Your task is to copy every line of this material exactly.

Some records:

☆ ☆ ☆ ☆ ☆

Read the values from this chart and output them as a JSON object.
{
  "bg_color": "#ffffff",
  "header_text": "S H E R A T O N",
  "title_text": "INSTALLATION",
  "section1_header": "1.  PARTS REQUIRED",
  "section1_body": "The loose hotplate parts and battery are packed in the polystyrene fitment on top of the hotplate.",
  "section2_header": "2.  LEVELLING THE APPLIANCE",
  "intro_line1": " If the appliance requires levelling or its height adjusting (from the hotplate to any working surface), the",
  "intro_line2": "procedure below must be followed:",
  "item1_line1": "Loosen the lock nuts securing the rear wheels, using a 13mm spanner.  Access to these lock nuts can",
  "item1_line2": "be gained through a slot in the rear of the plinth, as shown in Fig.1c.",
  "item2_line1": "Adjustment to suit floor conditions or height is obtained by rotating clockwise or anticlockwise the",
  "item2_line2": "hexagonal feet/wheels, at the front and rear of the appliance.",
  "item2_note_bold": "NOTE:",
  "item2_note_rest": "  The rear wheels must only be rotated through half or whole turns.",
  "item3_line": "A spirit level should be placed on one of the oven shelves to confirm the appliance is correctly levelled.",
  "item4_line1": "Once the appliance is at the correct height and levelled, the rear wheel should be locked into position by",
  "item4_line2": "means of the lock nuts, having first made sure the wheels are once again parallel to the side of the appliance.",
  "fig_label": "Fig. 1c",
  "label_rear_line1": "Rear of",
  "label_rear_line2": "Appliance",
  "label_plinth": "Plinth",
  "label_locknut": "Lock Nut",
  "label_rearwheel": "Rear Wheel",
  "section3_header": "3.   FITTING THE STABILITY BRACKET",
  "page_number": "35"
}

☆ ☆ ☆ ☆ ☆

• **FULL OUTPUT**
Read the values from this chart and output them as a JSON object.
{
  "bg_color": "#ffffff",
  "header_text": "S H E R A T O N",
  "title_text": "INSTALLATION",
  "section1_header": "1.  PARTS REQUIRED",
  "section1_body": "The loose hotplate parts and battery are packed in the polystyrene fitment on top of the hotplate.",
  "section2_header": "2.  LEVELLING THE APPLIANCE",
  "intro_line1": " If the appliance requires levelling or its height adjusting (from the hotplate to any working surface), the",
  "intro_line2": "procedure below must be followed:",
  "item1_line1": "Loosen the lock nuts securing the rear wheels, using a 13mm spanner.  Access to these lock nuts can",
  "item1_line2": "be gained through a slot in the rear of the plinth, as shown in Fig.1c.",
  "item2_line1": "Adjustment to suit floor conditions or height is obtained by rotating clockwise or anticlockwise the",
  "item2_line2": "hexagonal feet/wheels, at the front and rear of the appliance.",
  "item2_note_bold": "NOTE:",
  "item2_note_rest": "  The rear wheels must only be rotated through half or whole turns.",
  "item3_line": "A spirit level should be placed on one of the oven shelves to confirm the appliance is correctly levelled.",
  "item4_line1": "Once the appliance is at the correct height and levelled, the rear wheel should be locked into position by",
  "item4_line2": "means of the lock nuts, having first made sure the wheels are once again parallel to the side of the appliance.",
  "fig_label": "Fig. 1c",
  "label_rear_line1": "Rear of",
  "label_rear_line2": "Appliance",
  "label_plinth": "Plinth",
  "label_locknut": "Lock Nut",
  "label_rearwheel": "Rear Wheel",
  "section3_header": "3.   FITTING THE STABILITY BRACKET",
  "page_number": "35"
}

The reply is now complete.